**SOURCE DOCUMENT**
╭──
Monday, June 29, 2009

Drew robot

Drew Robot

Drew wore this box around the house all day Saturday. He told me he was Drew Robot (complete with robot voice). Drew Robot has been an off and on inhabitant of our house for some time, but it’s the first time he had an outfit. I admit to only adding the eye and arm holes after a couple of hours. I wanted to see how long he’d walk around the house, blind and armless, bumping into walls and furniture. The second time I caught the lamp (my gorgeous, tacky, gypsy beaded lamp) right before it crashed to the floor I decided the eye hole was a good idea. There were a couple of cry worthy bumps – primarily because he’d put his robot box on my bed, and then crawl into it and try to move around. The cardboard would start to slip, and he’d careen out of control off the bed into the wall or the nightstand or whatever else was in his way. Not that it slowed him down one bit – just a kiss on the booboo, a mechanical “tank yew, mommy!”, and he was back in the box. After the eye and arm holes were taken care of and a strict No Robots On Mommy’s Bed policy was enacted, it was just good times for all. I did refuse to make robot boxes for Zachary or the dog. It just seemed best.

And I have started to think about Halloween. A smaller box (the head) stacked on a larger box (the body)? Covered in tin foil? Clothes dryer ductwork for arms and legs? Hello?!?!?!?

Monday, June 22, 2009

Where being a dork in high school finally pays off. Kind of. I think.

Last night Cliff arranged a get together for my friends at a local restaurant and arcade type place for my birthday. Dinner was fun, and I got a turtle ice cream cake. Not too shabby. Once we had kids (and certainly since we had two!) time spent with friends out of the house is in short supply, and I had a really great time catching up and eating hot food, without having to get up to refill a sippy cup or grab another fork or share my plate with anyone. Even though Cliff did steal my last bite of cheese stick.

My game of choice at the ol’ arcade is trivia. I know, I know. Hello, bookworm/dork/geek/nerd/total tool. Nevertheless, I suck at everything else, and I enjoy trading my tickets for value-inflated crappy trinkets I would never, ever buy outside of that situation. As a cursory nod to maturity, I now trade them for crap I can give to my kids. Mostly because I can no longer get away with fake tattoos and glitter hair gel.

There were six slots at the trivia game. Five were full – three with some sort of family group, and a couple that was about as drunk as could possibly be seemly at 6pm on a Sunday evening. The guy was your average frat boy, plus 10 years. But still sporting the backwards baseball cap. In other words, kind of a douchebag, you could tell just by looking at him. But you knew he had played his drunken charm for all it was worth – he had that weird sense of entitlement about him. He had clearly been dominating the game up to that point, and when I took a seat, he called out to me “Are you ready to play?”

Well, yeah. I sat down didn’t I? I said “yeah, sure I am”. I thought he was just being polite and making sure I was in the game before the time limit to join in had passed. Apparently not. He leaned further forward and asked again, louder “Yeah, but are you ready to PLAY?” Oh sure, DrunkMan. It’s on.
╰──
[Source data]
╭──
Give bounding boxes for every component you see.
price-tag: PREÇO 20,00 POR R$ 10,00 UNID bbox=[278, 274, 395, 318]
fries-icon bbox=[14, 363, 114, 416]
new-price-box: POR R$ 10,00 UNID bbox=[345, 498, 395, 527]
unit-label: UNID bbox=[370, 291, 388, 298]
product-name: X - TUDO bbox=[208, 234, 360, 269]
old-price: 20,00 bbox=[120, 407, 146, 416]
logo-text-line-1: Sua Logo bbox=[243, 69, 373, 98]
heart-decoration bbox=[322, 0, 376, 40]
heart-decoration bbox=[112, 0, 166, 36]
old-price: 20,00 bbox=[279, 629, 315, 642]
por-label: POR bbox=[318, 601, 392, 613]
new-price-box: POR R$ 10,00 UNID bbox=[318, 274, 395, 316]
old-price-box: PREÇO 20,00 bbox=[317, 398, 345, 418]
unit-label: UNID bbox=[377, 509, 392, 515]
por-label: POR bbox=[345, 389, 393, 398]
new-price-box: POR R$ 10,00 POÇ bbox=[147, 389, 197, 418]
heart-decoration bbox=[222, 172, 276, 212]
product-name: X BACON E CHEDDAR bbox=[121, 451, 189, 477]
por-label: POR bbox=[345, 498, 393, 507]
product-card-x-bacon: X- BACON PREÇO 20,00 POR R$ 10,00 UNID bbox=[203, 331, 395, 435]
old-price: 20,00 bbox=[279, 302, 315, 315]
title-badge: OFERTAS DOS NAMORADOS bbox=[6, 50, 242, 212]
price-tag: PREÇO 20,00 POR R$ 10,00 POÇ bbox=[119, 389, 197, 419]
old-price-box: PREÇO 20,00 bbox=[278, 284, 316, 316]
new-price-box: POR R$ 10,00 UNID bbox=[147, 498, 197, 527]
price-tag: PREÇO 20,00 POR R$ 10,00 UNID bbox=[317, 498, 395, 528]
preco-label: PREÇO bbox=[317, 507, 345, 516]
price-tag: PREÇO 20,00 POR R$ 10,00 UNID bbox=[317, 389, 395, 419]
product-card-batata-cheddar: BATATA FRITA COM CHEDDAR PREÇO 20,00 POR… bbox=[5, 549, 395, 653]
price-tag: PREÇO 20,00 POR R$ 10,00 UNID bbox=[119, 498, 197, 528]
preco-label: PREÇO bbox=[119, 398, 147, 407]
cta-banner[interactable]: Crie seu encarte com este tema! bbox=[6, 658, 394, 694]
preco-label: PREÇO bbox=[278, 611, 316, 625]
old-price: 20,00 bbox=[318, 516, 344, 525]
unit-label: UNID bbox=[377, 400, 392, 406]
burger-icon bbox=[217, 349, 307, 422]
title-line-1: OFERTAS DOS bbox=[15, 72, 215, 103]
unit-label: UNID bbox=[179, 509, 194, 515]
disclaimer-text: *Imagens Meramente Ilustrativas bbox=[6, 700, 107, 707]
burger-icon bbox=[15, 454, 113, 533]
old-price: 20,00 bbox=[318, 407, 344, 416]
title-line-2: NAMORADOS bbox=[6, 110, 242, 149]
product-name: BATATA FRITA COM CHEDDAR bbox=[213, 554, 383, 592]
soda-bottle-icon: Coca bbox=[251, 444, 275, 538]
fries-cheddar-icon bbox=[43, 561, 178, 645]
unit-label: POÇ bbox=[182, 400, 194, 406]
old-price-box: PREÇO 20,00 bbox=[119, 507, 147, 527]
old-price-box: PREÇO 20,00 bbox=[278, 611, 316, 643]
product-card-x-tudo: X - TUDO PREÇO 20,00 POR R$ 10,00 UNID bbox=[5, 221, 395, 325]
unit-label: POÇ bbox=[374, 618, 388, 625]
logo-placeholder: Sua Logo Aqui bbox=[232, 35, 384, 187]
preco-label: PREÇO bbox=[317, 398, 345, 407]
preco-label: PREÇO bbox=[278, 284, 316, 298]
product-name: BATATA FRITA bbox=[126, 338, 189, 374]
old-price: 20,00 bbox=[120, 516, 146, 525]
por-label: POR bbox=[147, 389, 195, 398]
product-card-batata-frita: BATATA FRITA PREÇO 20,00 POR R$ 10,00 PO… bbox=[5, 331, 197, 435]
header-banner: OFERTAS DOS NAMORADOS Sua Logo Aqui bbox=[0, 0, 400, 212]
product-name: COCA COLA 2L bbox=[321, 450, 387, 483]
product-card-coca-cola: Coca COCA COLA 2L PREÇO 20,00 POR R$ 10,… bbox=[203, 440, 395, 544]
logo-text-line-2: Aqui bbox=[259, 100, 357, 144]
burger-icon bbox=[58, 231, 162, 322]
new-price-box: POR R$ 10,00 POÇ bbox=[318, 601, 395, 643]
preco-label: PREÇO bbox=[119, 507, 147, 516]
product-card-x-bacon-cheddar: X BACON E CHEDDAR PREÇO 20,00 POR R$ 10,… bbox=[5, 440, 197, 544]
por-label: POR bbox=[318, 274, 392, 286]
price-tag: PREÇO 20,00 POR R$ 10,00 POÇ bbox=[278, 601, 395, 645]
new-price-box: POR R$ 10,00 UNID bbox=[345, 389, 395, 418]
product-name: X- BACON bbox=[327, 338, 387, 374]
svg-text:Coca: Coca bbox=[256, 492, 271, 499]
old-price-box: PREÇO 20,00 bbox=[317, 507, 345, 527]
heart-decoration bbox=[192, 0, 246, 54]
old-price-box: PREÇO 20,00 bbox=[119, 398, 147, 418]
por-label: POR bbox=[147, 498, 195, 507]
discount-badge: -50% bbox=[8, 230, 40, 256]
╰──
Copy the stretch of the blog posts above from "My game of choice" through "glitter hair gel.", word for word.

My game of choice at the ol’ arcade is trivia. I know, I know. Hello, bookworm/dork/geek/nerd/total tool. Nevertheless, I suck at everything else, and I enjoy trading my tickets for value-inflated crappy trinkets I would never, ever buy outside of that situation. As a cursory nod to maturity, I now trade them for crap I can give to my kids. Mostly because I can no longer get away with fake tattoos and glitter hair gel.